(Saved entries)

****************************************

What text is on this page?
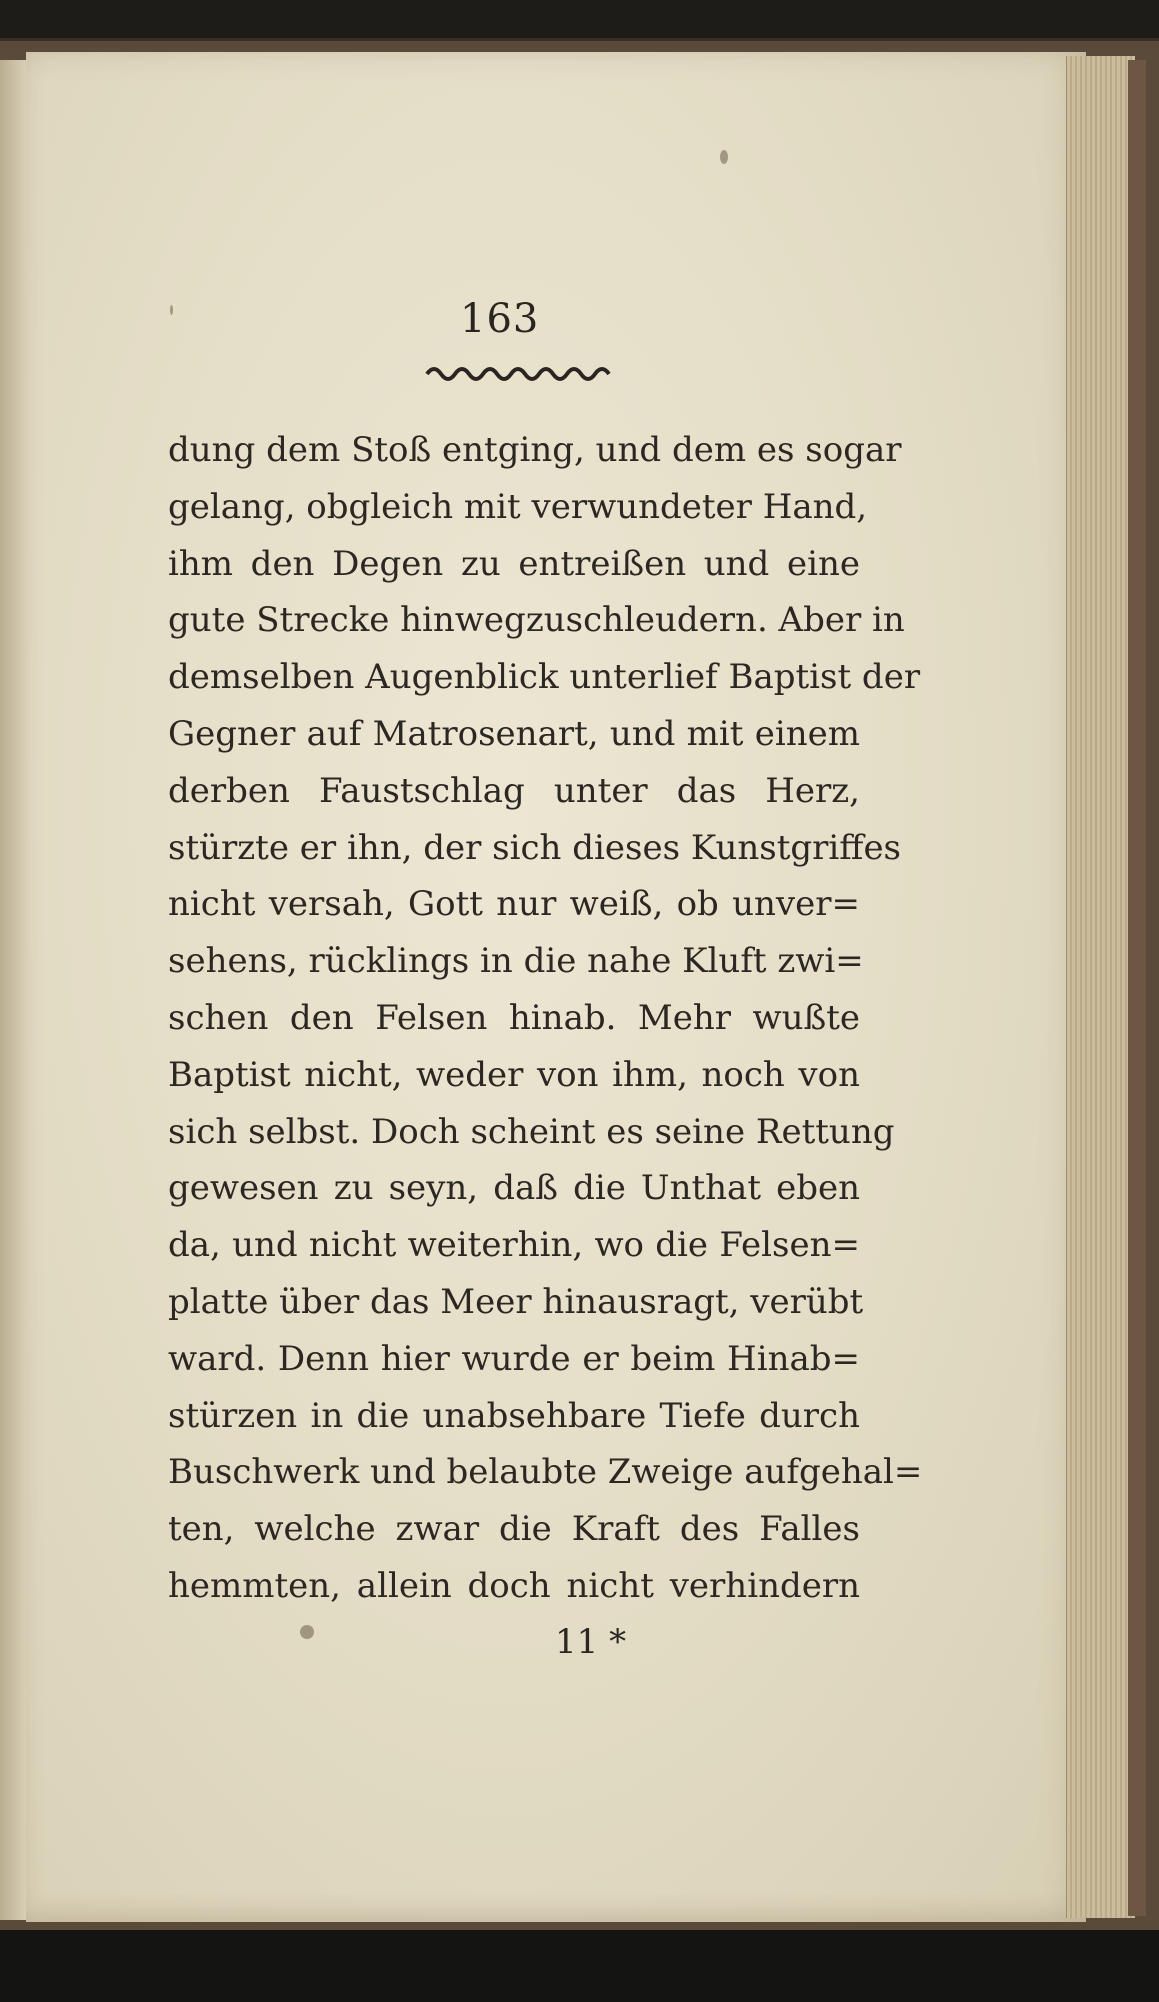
163
dung dem Stoß entging, und dem es sogar
gelang, obgleich mit verwundeter Hand,
ihm den Degen zu entreißen und eine
gute Strecke hinwegzuschleudern. Aber in
demselben Augenblick unterlief Baptist der
Gegner auf Matrosenart, und mit einem
derben Faustschlag unter das Herz,
stürzte er ihn, der sich dieses Kunstgriffes
nicht versah, Gott nur weiß, ob unver=
sehens, rücklings in die nahe Kluft zwi=
schen den Felsen hinab. Mehr wußte
Baptist nicht, weder von ihm, noch von
sich selbst. Doch scheint es seine Rettung
gewesen zu seyn, daß die Unthat eben
da, und nicht weiterhin, wo die Felsen=
platte über das Meer hinausragt, verübt
ward. Denn hier wurde er beim Hinab=
stürzen in die unabsehbare Tiefe durch
Buschwerk und belaubte Zweige aufgehal=
ten, welche zwar die Kraft des Falles
hemmten, allein doch nicht verhindern
11 *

****************************************

__Required work__. Each line above is to be copied verbatim. Drop any image from the copy.

__Written solution__.
What text is on this page?
163
dung dem Stoß entging, und dem es sogar
gelang, obgleich mit verwundeter Hand,
ihm den Degen zu entreißen und eine
gute Strecke hinwegzuschleudern. Aber in
demselben Augenblick unterlief Baptist der
Gegner auf Matrosenart, und mit einem
derben Faustschlag unter das Herz,
stürzte er ihn, der sich dieses Kunstgriffes
nicht versah, Gott nur weiß, ob unver=
sehens, rücklings in die nahe Kluft zwi=
schen den Felsen hinab. Mehr wußte
Baptist nicht, weder von ihm, noch von
sich selbst. Doch scheint es seine Rettung
gewesen zu seyn, daß die Unthat eben
da, und nicht weiterhin, wo die Felsen=
platte über das Meer hinausragt, verübt
ward. Denn hier wurde er beim Hinab=
stürzen in die unabsehbare Tiefe durch
Buschwerk und belaubte Zweige aufgehal=
ten, welche zwar die Kraft des Falles
hemmten, allein doch nicht verhindern
11 *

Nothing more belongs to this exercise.